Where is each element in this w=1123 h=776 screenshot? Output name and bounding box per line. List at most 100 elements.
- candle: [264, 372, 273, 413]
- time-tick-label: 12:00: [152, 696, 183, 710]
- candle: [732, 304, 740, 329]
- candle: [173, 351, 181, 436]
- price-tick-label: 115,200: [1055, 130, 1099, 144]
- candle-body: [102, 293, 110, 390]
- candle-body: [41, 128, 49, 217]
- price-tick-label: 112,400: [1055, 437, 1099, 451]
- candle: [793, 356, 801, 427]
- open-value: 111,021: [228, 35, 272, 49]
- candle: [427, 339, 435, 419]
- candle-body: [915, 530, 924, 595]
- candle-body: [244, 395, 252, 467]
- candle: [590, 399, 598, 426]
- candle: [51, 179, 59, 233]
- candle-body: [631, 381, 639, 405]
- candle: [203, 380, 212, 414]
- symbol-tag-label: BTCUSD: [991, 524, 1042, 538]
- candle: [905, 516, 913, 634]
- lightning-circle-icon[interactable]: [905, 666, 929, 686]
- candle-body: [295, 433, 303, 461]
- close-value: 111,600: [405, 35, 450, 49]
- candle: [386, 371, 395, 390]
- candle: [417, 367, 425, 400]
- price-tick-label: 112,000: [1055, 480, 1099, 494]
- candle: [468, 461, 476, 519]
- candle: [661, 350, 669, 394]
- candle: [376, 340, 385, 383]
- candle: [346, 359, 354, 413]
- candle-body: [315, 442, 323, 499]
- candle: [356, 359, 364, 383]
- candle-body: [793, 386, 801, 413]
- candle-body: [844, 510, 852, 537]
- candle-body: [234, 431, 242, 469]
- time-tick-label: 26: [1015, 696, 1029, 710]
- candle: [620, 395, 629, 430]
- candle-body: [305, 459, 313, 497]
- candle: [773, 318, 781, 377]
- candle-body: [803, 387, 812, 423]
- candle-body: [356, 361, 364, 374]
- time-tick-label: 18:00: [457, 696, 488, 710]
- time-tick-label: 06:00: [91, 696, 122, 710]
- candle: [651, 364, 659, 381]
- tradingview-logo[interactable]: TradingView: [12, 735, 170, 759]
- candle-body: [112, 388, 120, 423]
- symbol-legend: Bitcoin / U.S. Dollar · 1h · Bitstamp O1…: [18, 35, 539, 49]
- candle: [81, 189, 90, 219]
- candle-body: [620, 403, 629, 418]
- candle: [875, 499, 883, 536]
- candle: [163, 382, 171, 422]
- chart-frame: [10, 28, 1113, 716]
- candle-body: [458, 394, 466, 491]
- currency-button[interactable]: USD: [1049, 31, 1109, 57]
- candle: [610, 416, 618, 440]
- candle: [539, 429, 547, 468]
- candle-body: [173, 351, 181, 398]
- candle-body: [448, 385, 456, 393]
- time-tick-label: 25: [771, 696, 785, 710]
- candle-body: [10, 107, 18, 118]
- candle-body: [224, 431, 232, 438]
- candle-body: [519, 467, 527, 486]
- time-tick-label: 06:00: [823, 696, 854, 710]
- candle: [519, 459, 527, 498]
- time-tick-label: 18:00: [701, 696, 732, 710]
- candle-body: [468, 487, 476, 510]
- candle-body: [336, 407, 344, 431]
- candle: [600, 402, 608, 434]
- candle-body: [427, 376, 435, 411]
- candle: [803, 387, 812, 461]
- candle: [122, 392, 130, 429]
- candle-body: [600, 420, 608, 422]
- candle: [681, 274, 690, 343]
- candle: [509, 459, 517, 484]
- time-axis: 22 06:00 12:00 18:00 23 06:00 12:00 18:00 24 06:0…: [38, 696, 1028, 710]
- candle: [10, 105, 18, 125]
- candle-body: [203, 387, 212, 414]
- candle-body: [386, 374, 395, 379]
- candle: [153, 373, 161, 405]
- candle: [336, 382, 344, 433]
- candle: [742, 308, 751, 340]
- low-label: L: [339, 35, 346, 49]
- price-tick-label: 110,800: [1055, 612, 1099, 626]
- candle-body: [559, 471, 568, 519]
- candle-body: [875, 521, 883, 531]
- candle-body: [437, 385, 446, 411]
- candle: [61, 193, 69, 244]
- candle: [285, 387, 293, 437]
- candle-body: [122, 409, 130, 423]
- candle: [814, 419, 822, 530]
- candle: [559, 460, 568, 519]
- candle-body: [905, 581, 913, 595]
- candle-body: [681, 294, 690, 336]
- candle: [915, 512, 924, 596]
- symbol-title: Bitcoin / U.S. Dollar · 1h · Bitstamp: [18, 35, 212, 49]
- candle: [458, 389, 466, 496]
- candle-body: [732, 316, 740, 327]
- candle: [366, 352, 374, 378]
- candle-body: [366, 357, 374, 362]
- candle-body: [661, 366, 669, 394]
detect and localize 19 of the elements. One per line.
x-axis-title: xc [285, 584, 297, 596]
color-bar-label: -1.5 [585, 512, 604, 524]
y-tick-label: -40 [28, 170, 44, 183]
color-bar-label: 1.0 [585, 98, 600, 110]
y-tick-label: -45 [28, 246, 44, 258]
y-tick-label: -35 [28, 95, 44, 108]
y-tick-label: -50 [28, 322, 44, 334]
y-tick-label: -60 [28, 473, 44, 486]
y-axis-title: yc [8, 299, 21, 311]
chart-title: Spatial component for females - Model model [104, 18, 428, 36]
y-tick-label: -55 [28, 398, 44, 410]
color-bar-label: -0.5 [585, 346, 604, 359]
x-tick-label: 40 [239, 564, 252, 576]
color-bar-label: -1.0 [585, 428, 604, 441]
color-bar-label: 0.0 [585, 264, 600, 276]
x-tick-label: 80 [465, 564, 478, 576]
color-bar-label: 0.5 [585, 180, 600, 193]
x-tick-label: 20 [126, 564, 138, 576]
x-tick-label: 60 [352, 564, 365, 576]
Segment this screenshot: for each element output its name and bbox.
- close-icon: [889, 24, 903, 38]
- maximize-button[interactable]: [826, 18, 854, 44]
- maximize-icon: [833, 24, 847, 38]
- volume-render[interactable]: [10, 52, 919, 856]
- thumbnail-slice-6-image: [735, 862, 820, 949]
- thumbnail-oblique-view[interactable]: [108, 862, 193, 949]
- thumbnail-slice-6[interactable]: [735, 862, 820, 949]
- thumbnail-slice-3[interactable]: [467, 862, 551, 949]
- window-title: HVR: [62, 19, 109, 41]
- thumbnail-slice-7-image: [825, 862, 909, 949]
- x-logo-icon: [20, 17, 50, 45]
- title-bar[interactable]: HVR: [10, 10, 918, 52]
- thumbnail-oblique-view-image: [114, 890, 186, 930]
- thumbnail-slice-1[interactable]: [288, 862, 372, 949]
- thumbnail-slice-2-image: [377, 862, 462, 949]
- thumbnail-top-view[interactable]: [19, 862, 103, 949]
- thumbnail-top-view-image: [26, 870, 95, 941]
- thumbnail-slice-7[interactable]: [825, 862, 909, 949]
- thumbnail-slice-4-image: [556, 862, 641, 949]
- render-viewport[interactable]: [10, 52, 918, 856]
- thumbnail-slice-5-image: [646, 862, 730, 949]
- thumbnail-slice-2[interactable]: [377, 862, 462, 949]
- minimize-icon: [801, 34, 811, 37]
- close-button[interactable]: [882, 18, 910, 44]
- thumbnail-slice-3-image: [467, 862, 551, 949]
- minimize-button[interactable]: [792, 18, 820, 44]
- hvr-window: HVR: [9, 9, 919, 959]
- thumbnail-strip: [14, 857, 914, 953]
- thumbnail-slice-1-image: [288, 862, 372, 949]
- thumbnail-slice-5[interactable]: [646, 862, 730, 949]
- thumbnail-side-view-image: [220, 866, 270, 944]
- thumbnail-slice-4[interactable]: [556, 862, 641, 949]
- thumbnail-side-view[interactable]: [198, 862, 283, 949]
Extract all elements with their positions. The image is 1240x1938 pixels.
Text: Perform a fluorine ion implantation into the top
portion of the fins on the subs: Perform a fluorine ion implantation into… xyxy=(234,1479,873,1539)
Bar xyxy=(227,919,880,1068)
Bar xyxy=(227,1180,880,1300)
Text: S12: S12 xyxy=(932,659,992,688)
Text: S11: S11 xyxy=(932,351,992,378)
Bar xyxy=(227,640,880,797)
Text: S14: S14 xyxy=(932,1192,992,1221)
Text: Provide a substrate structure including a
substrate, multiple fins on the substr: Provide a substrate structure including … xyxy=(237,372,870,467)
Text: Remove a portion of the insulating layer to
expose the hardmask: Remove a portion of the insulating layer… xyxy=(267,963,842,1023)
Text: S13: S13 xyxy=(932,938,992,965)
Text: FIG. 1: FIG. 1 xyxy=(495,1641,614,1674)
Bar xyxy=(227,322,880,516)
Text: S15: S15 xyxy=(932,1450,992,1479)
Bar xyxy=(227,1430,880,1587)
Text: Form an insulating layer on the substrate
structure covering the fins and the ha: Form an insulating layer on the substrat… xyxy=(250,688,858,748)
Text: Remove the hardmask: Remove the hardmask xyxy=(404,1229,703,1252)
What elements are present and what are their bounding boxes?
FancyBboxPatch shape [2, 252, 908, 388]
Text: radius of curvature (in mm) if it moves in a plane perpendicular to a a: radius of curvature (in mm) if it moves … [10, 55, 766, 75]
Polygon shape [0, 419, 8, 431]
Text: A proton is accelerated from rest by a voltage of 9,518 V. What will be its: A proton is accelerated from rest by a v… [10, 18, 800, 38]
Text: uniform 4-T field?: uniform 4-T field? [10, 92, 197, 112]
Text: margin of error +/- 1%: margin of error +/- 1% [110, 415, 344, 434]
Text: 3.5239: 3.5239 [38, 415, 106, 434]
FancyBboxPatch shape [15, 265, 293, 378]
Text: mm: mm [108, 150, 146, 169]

****************

INSTRUCTIONS TO FOLLOW –
Recast the lines from the first one through the line containing "- candle: [610, 416, 618, 440]" as a Markdown table with two columns, No. and Line, that gives each line its row number and leaves out blank lines.

COMPLETE RESPONSE –
| No. | Line |
|---|---|
| 1 | Where is each element in this w=1123 h=776 screenshot? Output name and bounding box per line. List at most 100 elements. |
| 2 | - candle: [264, 372, 273, 413] |
| 3 | - time-tick-label: 12:00: [152, 696, 183, 710] |
| 4 | - candle: [732, 304, 740, 329] |
| 5 | - candle: [173, 351, 181, 436] |
| 6 | - price-tick-label: 115,200: [1055, 130, 1099, 144] |
| 7 | - candle-body: [102, 293, 110, 390] |
| 8 | - candle-body: [41, 128, 49, 217] |
| 9 | - price-tick-label: 112,400: [1055, 437, 1099, 451] |
| 10 | - candle: [793, 356, 801, 427] |
| 11 | - open-value: 111,021: [228, 35, 272, 49] |
| 12 | - candle: [427, 339, 435, 419] |
| 13 | - candle-body: [915, 530, 924, 595] |
| 14 | - candle-body: [244, 395, 252, 467] |
| 15 | - candle: [590, 399, 598, 426] |
| 16 | - candle: [51, 179, 59, 233] |
| 17 | - candle-body: [631, 381, 639, 405] |
| 18 | - candle: [203, 380, 212, 414] |
| 19 | - symbol-tag-label: BTCUSD: [991, 524, 1042, 538] |
| 20 | - candle: [905, 516, 913, 634] |
| 21 | - lightning-circle-icon[interactable]: [905, 666, 929, 686] |
| 22 | - candle-body: [295, 433, 303, 461] |
| 23 | - close-value: 111,600: [405, 35, 450, 49] |
| 24 | - candle: [386, 371, 395, 390] |
| 25 | - candle: [417, 367, 425, 400] |
| 26 | - price-tick-label: 112,000: [1055, 480, 1099, 494] |
| 27 | - candle: [468, 461, 476, 519] |
| 28 | - candle: [661, 350, 669, 394] |
| 29 | - candle: [376, 340, 385, 383] |
| 30 | - candle: [346, 359, 354, 413] |
| 31 | - candle-body: [315, 442, 323, 499] |
| 32 | - candle: [356, 359, 364, 383] |
| 33 | - candle-body: [793, 386, 801, 413] |
| 34 | - candle-body: [844, 510, 852, 537] |
| 35 | - candle-body: [234, 431, 242, 469] |
| 36 | - time-tick-label: 26: [1015, 696, 1029, 710] |
| 37 | - candle: [620, 395, 629, 430] |
| 38 | - candle-body: [305, 459, 313, 497] |
| 39 | - candle: [773, 318, 781, 377] |
| 40 | - candle-body: [803, 387, 812, 423] |
| 41 | - candle-body: [356, 361, 364, 374] |
| 42 | - time-tick-label: 18:00: [457, 696, 488, 710] |
| 43 | - time-tick-label: 06:00: [91, 696, 122, 710] |
| 44 | - candle: [651, 364, 659, 381] |
| 45 | - tradingview-logo[interactable]: TradingView: [12, 735, 170, 759] |
| 46 | - candle-body: [112, 388, 120, 423] |
| 47 | - symbol-legend: Bitcoin / U.S. Dollar · 1h · Bitstamp O1…: [18, 35, 539, 49] |
| 48 | - candle: [81, 189, 90, 219] |
| 49 | - candle-body: [620, 403, 629, 418] |
| 50 | - candle: [875, 499, 883, 536] |
| 51 | - candle: [163, 382, 171, 422] |
| 52 | - chart-frame: [10, 28, 1113, 716] |
| 53 | - candle-body: [458, 394, 466, 491] |
| 54 | - currency-button[interactable]: USD: [1049, 31, 1109, 57] |
| 55 | - candle: [610, 416, 618, 440] |